Short problem: Each line containing the word "color" should be found and copied.

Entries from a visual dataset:
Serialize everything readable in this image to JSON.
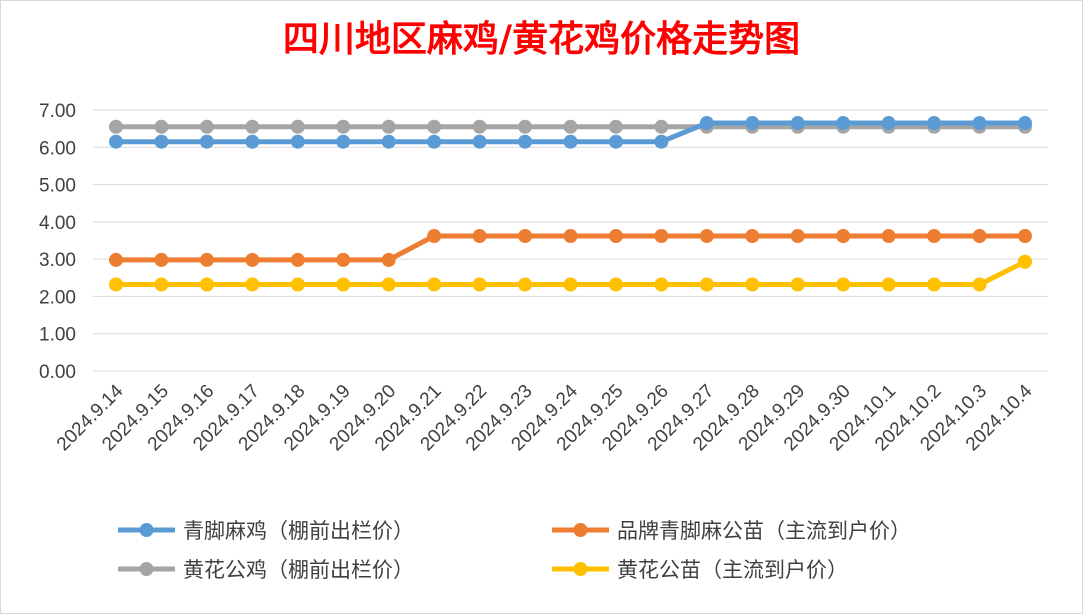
{
  "chart_data": {
    "type": "line",
    "title": "四川地区麻鸡/黄花鸡价格走势图",
    "xlabel": "",
    "ylabel": "",
    "ylim": [
      0,
      7
    ],
    "y_ticks": [
      "0.00",
      "1.00",
      "2.00",
      "3.00",
      "4.00",
      "5.00",
      "6.00",
      "7.00"
    ],
    "grid": "horizontal",
    "legend_position": "bottom",
    "categories": [
      "2024.9.14",
      "2024.9.15",
      "2024.9.16",
      "2024.9.17",
      "2024.9.18",
      "2024.9.19",
      "2024.9.20",
      "2024.9.21",
      "2024.9.22",
      "2024.9.23",
      "2024.9.24",
      "2024.9.25",
      "2024.9.26",
      "2024.9.27",
      "2024.9.28",
      "2024.9.29",
      "2024.9.30",
      "2024.10.1",
      "2024.10.2",
      "2024.10.3",
      "2024.10.4"
    ],
    "series": [
      {
        "name": "青脚麻鸡（棚前出栏价）",
        "color": "#5b9bd5",
        "values": [
          6.15,
          6.15,
          6.15,
          6.15,
          6.15,
          6.15,
          6.15,
          6.15,
          6.15,
          6.15,
          6.15,
          6.15,
          6.15,
          6.65,
          6.65,
          6.65,
          6.65,
          6.65,
          6.65,
          6.65,
          6.65
        ]
      },
      {
        "name": "品牌青脚麻公苗（主流到户价）",
        "color": "#ed7d31",
        "values": [
          2.98,
          2.98,
          2.98,
          2.98,
          2.98,
          2.98,
          2.98,
          3.62,
          3.62,
          3.62,
          3.62,
          3.62,
          3.62,
          3.62,
          3.62,
          3.62,
          3.62,
          3.62,
          3.62,
          3.62,
          3.62
        ]
      },
      {
        "name": "黄花公鸡（棚前出栏价）",
        "color": "#a5a5a5",
        "values": [
          6.55,
          6.55,
          6.55,
          6.55,
          6.55,
          6.55,
          6.55,
          6.55,
          6.55,
          6.55,
          6.55,
          6.55,
          6.55,
          6.55,
          6.55,
          6.55,
          6.55,
          6.55,
          6.55,
          6.55,
          6.55
        ]
      },
      {
        "name": "黄花公苗（主流到户价）",
        "color": "#ffc000",
        "values": [
          2.32,
          2.32,
          2.32,
          2.32,
          2.32,
          2.32,
          2.32,
          2.32,
          2.32,
          2.32,
          2.32,
          2.32,
          2.32,
          2.32,
          2.32,
          2.32,
          2.32,
          2.32,
          2.32,
          2.32,
          2.93
        ]
      }
    ],
    "draw_order": [
      2,
      1,
      3,
      0
    ],
    "legend_order": [
      0,
      1,
      2,
      3
    ]
  }
}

Right answer:
        "color": "#5b9bd5",
        "color": "#ed7d31",
        "color": "#a5a5a5",
        "color": "#ffc000",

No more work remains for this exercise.